**Required work:** Repeat the entire listing exactly as written.

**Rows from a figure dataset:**
◇ ◇ ◇ ◇ ◇
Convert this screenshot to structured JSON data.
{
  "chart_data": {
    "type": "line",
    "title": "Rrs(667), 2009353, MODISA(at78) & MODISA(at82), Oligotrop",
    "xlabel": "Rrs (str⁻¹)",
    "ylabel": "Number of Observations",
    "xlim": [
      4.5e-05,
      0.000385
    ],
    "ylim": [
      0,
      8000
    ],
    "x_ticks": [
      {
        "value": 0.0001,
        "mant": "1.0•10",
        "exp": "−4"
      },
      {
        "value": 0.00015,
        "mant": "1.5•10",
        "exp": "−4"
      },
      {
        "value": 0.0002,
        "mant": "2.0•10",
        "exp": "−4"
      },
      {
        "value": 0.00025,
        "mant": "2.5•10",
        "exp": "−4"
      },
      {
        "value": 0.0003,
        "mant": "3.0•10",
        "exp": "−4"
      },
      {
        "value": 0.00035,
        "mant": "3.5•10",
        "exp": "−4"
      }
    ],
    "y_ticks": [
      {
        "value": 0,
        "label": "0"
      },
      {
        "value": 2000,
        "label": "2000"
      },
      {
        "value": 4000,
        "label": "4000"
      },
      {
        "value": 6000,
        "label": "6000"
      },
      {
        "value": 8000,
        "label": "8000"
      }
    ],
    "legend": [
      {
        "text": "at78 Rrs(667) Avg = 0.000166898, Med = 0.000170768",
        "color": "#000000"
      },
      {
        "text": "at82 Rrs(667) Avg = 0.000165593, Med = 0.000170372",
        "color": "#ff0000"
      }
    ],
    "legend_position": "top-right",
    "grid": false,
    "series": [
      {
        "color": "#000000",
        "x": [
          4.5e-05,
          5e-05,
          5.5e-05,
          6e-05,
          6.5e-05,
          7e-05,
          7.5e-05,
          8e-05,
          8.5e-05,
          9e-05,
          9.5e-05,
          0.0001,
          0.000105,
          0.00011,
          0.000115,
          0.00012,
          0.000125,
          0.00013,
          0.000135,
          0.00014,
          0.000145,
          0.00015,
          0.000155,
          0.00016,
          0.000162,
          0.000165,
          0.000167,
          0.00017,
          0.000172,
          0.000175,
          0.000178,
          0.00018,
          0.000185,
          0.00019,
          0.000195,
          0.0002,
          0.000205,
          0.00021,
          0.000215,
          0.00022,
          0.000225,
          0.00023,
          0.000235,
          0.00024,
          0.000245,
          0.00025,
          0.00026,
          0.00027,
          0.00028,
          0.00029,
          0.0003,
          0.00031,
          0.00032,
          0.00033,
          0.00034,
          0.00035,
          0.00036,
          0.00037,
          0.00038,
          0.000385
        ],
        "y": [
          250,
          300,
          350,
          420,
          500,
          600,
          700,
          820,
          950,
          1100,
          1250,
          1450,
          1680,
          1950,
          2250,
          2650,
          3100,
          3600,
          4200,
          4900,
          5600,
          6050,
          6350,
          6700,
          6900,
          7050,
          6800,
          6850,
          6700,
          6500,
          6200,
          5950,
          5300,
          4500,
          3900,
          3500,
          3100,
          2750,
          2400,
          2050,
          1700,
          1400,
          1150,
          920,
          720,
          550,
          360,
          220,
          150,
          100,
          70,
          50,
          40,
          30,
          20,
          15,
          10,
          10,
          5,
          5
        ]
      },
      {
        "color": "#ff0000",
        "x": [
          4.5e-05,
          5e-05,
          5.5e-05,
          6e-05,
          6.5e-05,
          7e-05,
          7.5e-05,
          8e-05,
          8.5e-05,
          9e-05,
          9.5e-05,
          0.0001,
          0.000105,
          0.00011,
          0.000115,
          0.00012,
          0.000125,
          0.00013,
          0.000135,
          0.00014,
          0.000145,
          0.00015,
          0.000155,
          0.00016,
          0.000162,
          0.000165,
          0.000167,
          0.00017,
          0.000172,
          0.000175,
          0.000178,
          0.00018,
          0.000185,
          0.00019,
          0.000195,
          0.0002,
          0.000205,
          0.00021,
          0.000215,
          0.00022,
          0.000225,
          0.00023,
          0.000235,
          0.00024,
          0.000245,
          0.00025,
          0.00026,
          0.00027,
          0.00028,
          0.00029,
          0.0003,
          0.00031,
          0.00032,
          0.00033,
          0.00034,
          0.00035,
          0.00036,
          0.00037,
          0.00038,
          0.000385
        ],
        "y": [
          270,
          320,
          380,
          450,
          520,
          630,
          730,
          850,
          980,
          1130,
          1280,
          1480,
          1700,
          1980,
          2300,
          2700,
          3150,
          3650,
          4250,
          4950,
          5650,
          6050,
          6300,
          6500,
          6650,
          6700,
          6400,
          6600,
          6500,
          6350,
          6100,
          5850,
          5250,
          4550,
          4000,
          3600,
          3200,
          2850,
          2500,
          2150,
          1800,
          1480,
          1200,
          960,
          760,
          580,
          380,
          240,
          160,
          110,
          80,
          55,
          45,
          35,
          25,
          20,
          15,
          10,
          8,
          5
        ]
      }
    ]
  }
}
◇ ◇ ◇ ◇ ◇
**Response to this task:**
Convert this screenshot to structured JSON data.
{
  "chart_data": {
    "type": "line",
    "title": "Rrs(667), 2009353, MODISA(at78) & MODISA(at82), Oligotrop",
    "xlabel": "Rrs (str⁻¹)",
    "ylabel": "Number of Observations",
    "xlim": [
      4.5e-05,
      0.000385
    ],
    "ylim": [
      0,
      8000
    ],
    "x_ticks": [
      {
        "value": 0.0001,
        "mant": "1.0•10",
        "exp": "−4"
      },
      {
        "value": 0.00015,
        "mant": "1.5•10",
        "exp": "−4"
      },
      {
        "value": 0.0002,
        "mant": "2.0•10",
        "exp": "−4"
      },
      {
        "value": 0.00025,
        "mant": "2.5•10",
        "exp": "−4"
      },
      {
        "value": 0.0003,
        "mant": "3.0•10",
        "exp": "−4"
      },
      {
        "value": 0.00035,
        "mant": "3.5•10",
        "exp": "−4"
      }
    ],
    "y_ticks": [
      {
        "value": 0,
        "label": "0"
      },
      {
        "value": 2000,
        "label": "2000"
      },
      {
        "value": 4000,
        "label": "4000"
      },
      {
        "value": 6000,
        "label": "6000"
      },
      {
        "value": 8000,
        "label": "8000"
      }
    ],
    "legend": [
      {
        "text": "at78 Rrs(667) Avg = 0.000166898, Med = 0.000170768",
        "color": "#000000"
      },
      {
        "text": "at82 Rrs(667) Avg = 0.000165593, Med = 0.000170372",
        "color": "#ff0000"
      }
    ],
    "legend_position": "top-right",
    "grid": false,
    "series": [
      {
        "color": "#000000",
        "x": [
          4.5e-05,
          5e-05,
          5.5e-05,
          6e-05,
          6.5e-05,
          7e-05,
          7.5e-05,
          8e-05,
          8.5e-05,
          9e-05,
          9.5e-05,
          0.0001,
          0.000105,
          0.00011,
          0.000115,
          0.00012,
          0.000125,
          0.00013,
          0.000135,
          0.00014,
          0.000145,
          0.00015,
          0.000155,
          0.00016,
          0.000162,
          0.000165,
          0.000167,
          0.00017,
          0.000172,
          0.000175,
          0.000178,
          0.00018,
          0.000185,
          0.00019,
          0.000195,
          0.0002,
          0.000205,
          0.00021,
          0.000215,
          0.00022,
          0.000225,
          0.00023,
          0.000235,
          0.00024,
          0.000245,
          0.00025,
          0.00026,
          0.00027,
          0.00028,
          0.00029,
          0.0003,
          0.00031,
          0.00032,
          0.00033,
          0.00034,
          0.00035,
          0.00036,
          0.00037,
          0.00038,
          0.000385
        ],
        "y": [
          250,
          300,
          350,
          420,
          500,
          600,
          700,
          820,
          950,
          1100,
          1250,
          1450,
          1680,
          1950,
          2250,
          2650,
          3100,
          3600,
          4200,
          4900,
          5600,
          6050,
          6350,
          6700,
          6900,
          7050,
          6800,
          6850,
          6700,
          6500,
          6200,
          5950,
          5300,
          4500,
          3900,
          3500,
          3100,
          2750,
          2400,
          2050,
          1700,
          1400,
          1150,
          920,
          720,
          550,
          360,
          220,
          150,
          100,
          70,
          50,
          40,
          30,
          20,
          15,
          10,
          10,
          5,
          5
        ]
      },
      {
        "color": "#ff0000",
        "x": [
          4.5e-05,
          5e-05,
          5.5e-05,
          6e-05,
          6.5e-05,
          7e-05,
          7.5e-05,
          8e-05,
          8.5e-05,
          9e-05,
          9.5e-05,
          0.0001,
          0.000105,
          0.00011,
          0.000115,
          0.00012,
          0.000125,
          0.00013,
          0.000135,
          0.00014,
          0.000145,
          0.00015,
          0.000155,
          0.00016,
          0.000162,
          0.000165,
          0.000167,
          0.00017,
          0.000172,
          0.000175,
          0.000178,
          0.00018,
          0.000185,
          0.00019,
          0.000195,
          0.0002,
          0.000205,
          0.00021,
          0.000215,
          0.00022,
          0.000225,
          0.00023,
          0.000235,
          0.00024,
          0.000245,
          0.00025,
          0.00026,
          0.00027,
          0.00028,
          0.00029,
          0.0003,
          0.00031,
          0.00032,
          0.00033,
          0.00034,
          0.00035,
          0.00036,
          0.00037,
          0.00038,
          0.000385
        ],
        "y": [
          270,
          320,
          380,
          450,
          520,
          630,
          730,
          850,
          980,
          1130,
          1280,
          1480,
          1700,
          1980,
          2300,
          2700,
          3150,
          3650,
          4250,
          4950,
          5650,
          6050,
          6300,
          6500,
          6650,
          6700,
          6400,
          6600,
          6500,
          6350,
          6100,
          5850,
          5250,
          4550,
          4000,
          3600,
          3200,
          2850,
          2500,
          2150,
          1800,
          1480,
          1200,
          960,
          760,
          580,
          380,
          240,
          160,
          110,
          80,
          55,
          45,
          35,
          25,
          20,
          15,
          10,
          8,
          5
        ]
      }
    ]
  }
}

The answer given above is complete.